** start RECORDED DATA **

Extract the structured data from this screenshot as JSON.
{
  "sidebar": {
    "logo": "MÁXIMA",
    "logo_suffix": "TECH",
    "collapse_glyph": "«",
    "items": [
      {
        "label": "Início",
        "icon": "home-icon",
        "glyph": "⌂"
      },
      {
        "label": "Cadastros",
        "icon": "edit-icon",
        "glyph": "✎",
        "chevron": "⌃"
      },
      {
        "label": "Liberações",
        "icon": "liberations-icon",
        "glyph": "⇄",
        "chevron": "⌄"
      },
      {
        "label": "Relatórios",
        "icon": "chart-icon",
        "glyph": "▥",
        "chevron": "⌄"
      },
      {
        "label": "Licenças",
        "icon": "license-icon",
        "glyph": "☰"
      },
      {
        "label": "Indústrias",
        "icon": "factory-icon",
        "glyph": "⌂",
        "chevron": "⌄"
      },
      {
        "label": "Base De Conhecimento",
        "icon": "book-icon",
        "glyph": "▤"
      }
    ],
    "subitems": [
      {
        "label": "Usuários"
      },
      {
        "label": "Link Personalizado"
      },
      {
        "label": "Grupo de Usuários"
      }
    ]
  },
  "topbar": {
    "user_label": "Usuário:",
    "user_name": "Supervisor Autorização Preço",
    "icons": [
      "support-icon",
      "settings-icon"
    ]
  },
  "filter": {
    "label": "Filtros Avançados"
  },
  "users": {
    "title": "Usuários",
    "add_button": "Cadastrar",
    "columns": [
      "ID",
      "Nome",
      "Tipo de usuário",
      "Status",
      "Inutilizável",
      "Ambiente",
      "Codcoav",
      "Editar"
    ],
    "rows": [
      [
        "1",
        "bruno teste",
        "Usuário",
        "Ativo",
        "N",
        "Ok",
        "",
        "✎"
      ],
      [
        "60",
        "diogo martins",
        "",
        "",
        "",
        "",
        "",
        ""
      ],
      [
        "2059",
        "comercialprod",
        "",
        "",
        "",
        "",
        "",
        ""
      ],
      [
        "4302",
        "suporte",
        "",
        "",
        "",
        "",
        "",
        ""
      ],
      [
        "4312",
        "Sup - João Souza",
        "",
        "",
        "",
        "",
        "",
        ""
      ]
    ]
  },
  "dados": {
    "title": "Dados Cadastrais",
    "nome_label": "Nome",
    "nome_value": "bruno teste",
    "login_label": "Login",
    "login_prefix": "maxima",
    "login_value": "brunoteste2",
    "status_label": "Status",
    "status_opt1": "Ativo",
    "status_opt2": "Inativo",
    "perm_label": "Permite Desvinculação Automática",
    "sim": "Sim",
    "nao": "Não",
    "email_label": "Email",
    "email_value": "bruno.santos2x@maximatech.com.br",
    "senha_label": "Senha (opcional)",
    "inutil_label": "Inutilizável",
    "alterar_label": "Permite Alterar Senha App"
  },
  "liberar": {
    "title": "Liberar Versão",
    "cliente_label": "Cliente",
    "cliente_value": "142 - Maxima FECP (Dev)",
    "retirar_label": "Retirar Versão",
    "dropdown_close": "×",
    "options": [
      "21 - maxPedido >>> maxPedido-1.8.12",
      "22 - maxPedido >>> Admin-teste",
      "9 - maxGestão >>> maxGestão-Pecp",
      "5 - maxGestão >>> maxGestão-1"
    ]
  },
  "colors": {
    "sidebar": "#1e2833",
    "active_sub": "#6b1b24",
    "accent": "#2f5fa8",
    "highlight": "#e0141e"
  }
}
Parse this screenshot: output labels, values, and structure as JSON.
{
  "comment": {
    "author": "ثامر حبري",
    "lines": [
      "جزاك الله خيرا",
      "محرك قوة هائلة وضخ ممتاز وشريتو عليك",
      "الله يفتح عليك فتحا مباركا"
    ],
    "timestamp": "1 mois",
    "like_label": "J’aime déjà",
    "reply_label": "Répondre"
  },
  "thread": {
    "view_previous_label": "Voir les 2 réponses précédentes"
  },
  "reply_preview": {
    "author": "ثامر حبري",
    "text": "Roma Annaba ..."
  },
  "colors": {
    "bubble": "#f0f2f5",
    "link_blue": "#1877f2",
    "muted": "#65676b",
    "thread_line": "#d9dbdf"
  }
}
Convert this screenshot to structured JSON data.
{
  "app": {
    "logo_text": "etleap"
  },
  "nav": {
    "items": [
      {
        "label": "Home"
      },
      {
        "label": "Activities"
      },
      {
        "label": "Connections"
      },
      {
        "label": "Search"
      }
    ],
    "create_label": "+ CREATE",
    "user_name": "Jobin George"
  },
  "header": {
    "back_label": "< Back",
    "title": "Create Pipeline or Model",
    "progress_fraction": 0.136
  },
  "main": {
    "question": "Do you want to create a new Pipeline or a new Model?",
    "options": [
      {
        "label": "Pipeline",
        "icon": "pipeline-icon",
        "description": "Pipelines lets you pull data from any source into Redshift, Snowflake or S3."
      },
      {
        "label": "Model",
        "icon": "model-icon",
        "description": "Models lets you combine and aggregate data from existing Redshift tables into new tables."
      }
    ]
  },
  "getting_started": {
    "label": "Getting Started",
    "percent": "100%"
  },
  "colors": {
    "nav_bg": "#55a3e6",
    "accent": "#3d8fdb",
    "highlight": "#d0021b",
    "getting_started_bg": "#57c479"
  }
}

** end RECORDED DATA **

▶ _GIVEN INSTRUCTION_: Report each line in the data that holds the word "description".

▶ _SOLUTION_:
        "description": "Pipelines lets you pull data from any source into Redshift, Snowflake or S3."
        "description": "Models lets you combine and aggregate data from existing Redshift tables into new tables."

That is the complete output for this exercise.